Passage given -

+ + + + +

Let us now assume that for all $\kappa \in X$
there is some $\lambda \in X$
with $\lambda > \kappa$.
Suppose that $\sup(X)$ is no a cardinal
and write $\mu = |\sup(X)|$.
Then $\mu \in \sup(X)$,
since $\sup(X)$ is an ordinal.
However $\sup(X)$ is the least ordinal
larger than all $\alpha \in X$,
so there is $\lambda \in X$
with $\lambda > \mu$.
However, there exists $\mu \twoheadrightarrow \sup(X)$,
hence also $\mu \twoheadrightarrow \lambda$
(which is in contradiction to $\lambda$ being a cardinal).
\end{proof}
We may now use the recursion theorem
to define a sequence $\langle \aleph_\alpha : \alpha \in \OR \rangle$
with the following properties:
\begin{IEEEeqnarray*}{rCl}
\aleph_0 &=& \omega,\\
\aleph_{\alpha+1} &=& (\aleph_\alpha)^+,\\
\aleph_{\lambda} &=& \sup \{\aleph_\alpha : \alpha < \lambda\}.
\end{IEEEeqnarray*}
Each $\aleph_\alpha$ is a cardinal.
Also, a trivial induction show that $\alpha \le \aleph_\alpha$.
In particular $|\alpha| \le \aleph_{\alpha}$.
Therefore the $\aleph_\alpha$ are all the infinite cardinals:
If $a$ is any infinite set, then $|a| \le \aleph_{|a|}$,
so $|a| = \aleph_\beta$ for some $\beta \le |\alpha|$.
\begin{notation}
Sometimes we write $\omega_\alpha$ for $\aleph_\alpha$
(when viewing it as an ordinal).
\end{notation}
\begin{notation}
Let ${}^a b \coloneqq \{f : f \text{ is a function}, \dom(f) = \alpha, \ran(f) \subseteq b\}$.
\end{notation}
\begin{definition}[Cardinal arithmetic]
Let $\kappa$, $\lambda$ be cardinals.
Define
\begin{IEEEeqnarray*}{rCl}
\kappa + \lambda &\coloneqq & |\{0\} \times \kappa \cup \{1\} \times \lambda|,\\
\kappa \cdot \lambda &\coloneqq & |\kappa \times \lambda|,\\
\kappa^{\lambda} &\coloneqq & |{}^{\lambda}\kappa|.

+ + + + +

Required task A -
In the notes on cardinals, list each operation defined under "Cardinal arithmetic," together with its definition.
Required task B -
Rewrite the paragraph of the notes on cardinals that begins "We may now use the recursion theorem" as a short bulleted list that keeps its main facts.

[Annotated region listings]
+ + + + +

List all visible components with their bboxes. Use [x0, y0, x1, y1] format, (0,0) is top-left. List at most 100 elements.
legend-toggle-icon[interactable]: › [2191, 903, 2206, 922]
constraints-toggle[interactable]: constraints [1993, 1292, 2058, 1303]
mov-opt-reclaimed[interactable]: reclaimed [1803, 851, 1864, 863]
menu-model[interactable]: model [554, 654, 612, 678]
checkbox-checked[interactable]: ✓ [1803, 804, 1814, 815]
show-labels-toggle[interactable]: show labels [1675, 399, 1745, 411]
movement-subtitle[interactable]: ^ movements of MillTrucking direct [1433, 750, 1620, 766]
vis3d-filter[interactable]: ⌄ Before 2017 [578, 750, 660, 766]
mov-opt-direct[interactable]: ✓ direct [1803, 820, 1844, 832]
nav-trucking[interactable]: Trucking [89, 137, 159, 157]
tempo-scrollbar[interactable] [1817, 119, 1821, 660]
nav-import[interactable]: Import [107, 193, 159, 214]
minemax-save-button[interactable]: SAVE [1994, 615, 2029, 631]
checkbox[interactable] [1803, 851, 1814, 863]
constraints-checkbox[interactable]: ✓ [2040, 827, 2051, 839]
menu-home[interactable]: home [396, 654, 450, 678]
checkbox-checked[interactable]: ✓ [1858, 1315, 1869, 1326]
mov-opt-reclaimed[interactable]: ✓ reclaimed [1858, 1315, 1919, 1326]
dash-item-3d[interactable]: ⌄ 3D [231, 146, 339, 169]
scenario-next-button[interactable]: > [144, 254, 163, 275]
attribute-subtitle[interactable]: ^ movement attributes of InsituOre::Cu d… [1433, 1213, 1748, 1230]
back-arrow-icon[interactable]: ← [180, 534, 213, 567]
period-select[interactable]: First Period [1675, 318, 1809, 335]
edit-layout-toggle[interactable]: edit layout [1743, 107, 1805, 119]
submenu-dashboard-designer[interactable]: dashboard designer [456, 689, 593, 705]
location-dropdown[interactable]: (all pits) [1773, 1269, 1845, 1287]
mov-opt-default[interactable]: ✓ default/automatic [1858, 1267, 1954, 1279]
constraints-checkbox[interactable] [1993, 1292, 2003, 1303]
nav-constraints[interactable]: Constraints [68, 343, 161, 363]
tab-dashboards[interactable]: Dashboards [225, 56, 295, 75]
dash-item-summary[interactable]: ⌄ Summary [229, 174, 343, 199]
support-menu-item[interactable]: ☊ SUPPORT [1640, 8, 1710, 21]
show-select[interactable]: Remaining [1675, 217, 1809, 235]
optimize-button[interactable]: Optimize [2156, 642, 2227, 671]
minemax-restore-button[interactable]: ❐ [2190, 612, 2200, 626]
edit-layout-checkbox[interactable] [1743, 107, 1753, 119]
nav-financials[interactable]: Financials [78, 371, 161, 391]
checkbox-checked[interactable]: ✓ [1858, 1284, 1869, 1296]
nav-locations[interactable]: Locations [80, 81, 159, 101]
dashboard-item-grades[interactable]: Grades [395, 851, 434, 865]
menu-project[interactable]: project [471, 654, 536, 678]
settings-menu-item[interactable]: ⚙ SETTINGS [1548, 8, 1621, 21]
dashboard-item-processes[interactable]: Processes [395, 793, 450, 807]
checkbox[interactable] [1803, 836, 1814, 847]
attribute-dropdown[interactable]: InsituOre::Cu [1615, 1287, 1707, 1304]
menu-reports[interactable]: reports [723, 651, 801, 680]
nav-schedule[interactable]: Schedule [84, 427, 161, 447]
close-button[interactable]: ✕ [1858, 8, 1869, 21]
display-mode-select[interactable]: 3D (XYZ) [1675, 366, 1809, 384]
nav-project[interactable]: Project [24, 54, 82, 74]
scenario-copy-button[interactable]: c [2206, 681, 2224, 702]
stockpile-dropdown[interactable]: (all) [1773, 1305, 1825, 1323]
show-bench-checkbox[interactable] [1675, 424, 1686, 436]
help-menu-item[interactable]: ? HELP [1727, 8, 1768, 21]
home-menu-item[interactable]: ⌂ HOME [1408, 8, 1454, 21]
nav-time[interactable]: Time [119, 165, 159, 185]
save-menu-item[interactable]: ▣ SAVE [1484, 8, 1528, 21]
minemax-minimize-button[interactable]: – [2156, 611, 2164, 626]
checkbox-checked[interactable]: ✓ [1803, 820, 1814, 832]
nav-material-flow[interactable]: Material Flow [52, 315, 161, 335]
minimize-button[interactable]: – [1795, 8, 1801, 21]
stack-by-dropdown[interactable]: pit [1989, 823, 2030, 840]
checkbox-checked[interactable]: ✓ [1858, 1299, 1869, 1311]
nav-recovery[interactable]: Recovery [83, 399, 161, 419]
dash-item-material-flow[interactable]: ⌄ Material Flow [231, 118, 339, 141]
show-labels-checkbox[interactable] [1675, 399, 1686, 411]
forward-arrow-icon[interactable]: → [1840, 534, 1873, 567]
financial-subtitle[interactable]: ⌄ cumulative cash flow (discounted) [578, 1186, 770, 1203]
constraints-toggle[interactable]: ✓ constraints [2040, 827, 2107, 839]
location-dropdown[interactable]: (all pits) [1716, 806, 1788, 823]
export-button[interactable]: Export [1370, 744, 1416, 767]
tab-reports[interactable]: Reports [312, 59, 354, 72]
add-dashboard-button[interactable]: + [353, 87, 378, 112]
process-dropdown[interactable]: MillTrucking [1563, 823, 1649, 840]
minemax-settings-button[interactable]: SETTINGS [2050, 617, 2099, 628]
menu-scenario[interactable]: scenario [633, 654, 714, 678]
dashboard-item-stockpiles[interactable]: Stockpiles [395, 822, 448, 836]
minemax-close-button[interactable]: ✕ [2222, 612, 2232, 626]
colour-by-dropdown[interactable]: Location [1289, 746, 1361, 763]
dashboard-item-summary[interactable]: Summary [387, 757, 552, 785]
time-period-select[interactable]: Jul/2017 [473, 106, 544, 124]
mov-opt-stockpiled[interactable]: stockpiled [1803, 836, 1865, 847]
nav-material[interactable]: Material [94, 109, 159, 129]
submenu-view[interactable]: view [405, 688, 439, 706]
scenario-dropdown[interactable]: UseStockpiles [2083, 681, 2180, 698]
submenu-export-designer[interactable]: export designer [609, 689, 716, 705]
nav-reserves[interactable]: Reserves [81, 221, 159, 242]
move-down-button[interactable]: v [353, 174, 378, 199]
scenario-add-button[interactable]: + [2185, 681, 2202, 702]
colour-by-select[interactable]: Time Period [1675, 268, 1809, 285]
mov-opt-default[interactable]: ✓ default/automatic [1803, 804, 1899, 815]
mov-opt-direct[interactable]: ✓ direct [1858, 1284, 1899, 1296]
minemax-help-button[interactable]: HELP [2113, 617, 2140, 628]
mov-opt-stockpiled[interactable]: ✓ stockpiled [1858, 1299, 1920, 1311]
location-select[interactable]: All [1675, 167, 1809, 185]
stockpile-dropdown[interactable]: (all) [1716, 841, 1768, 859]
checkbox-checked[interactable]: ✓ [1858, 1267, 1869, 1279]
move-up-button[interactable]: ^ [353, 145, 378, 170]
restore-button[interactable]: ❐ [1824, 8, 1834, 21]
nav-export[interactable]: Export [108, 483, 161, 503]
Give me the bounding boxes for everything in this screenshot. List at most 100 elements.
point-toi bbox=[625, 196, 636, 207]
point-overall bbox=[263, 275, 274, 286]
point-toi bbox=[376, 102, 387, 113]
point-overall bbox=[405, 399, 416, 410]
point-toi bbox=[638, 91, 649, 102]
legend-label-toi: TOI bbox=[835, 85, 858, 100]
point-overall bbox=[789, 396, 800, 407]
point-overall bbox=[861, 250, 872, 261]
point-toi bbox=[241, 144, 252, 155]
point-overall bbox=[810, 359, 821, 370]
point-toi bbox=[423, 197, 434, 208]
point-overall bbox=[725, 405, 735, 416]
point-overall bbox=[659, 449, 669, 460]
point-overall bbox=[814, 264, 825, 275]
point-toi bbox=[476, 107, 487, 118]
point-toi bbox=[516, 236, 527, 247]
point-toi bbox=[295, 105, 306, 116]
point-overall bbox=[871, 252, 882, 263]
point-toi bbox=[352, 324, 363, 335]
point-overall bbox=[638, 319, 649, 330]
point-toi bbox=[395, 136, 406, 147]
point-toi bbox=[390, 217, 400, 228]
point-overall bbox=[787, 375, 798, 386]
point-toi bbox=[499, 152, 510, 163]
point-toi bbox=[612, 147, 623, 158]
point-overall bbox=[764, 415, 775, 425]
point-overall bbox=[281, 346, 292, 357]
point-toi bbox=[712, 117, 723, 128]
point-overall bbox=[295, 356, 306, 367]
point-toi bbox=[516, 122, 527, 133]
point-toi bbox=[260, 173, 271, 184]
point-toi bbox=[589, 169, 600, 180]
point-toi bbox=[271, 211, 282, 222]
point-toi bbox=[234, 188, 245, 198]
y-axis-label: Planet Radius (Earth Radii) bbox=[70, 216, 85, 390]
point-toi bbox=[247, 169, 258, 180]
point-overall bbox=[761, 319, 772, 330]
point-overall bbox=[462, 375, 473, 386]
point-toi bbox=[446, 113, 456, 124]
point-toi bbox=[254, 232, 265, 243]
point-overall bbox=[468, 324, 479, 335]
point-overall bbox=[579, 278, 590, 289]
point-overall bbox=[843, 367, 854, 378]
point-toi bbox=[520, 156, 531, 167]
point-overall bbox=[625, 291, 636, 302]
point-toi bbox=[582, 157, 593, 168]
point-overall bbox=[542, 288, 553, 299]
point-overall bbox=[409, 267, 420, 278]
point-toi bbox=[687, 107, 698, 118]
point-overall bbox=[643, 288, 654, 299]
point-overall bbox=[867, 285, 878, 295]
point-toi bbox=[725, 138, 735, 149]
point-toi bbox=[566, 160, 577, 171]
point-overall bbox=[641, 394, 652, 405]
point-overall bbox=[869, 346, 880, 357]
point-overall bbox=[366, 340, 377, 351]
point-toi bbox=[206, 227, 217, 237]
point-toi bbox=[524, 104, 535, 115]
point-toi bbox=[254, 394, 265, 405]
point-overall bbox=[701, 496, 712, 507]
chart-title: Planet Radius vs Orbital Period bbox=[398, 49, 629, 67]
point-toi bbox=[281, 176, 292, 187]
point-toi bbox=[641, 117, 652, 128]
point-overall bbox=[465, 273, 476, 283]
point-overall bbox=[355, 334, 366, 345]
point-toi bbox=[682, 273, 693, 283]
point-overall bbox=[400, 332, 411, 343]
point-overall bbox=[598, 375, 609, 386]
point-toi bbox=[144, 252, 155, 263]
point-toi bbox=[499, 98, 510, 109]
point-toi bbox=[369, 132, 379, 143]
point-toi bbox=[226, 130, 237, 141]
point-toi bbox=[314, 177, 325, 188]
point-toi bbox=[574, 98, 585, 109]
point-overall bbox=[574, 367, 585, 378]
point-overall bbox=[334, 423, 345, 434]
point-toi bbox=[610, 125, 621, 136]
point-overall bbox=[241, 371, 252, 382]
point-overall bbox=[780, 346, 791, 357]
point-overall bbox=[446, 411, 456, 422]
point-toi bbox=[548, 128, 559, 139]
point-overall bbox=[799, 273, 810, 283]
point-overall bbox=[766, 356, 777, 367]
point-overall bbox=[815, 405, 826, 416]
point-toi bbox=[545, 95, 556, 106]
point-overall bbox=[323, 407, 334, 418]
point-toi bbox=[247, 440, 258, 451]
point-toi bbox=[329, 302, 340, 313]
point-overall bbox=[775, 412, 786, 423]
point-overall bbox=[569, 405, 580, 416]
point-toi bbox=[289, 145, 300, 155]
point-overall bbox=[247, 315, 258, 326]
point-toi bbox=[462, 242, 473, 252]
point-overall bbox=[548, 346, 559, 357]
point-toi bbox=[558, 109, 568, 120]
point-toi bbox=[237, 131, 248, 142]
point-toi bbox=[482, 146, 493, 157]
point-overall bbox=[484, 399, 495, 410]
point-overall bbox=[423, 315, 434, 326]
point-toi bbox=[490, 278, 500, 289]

+ + + + +

Full answer A -
- Addition: $\kappa + \lambda \coloneqq |\{0\} \times \kappa \cup \{1\} \times \lambda|$
- Multiplication: $\kappa \cdot \lambda \coloneqq |\kappa \times \lambda|$
- Exponentiation: $\kappa^{\lambda} \coloneqq |{}^{\lambda}\kappa|$

Full answer B -
- The recursion theorem defines a sequence $\langle \aleph_\alpha : \alpha \in \OR \rangle$ with $\aleph_0 = \omega$, $\aleph_{\alpha+1} = (\aleph_\alpha)^+$, and $\aleph_{\lambda} = \sup \{\aleph_\alpha : \alpha < \lambda\}$.
- Each $\aleph_\alpha$ is a cardinal.
- Induction gives $\alpha \le \aleph_\alpha$, so $|\alpha| \le \aleph_\alpha$.
- Hence the $\aleph_\alpha$ are all the infinite cardinals. For any infinite set $a$, $|a| \le \aleph_{|a|}$, so $|a| = \aleph_\beta$ for some $\beta$.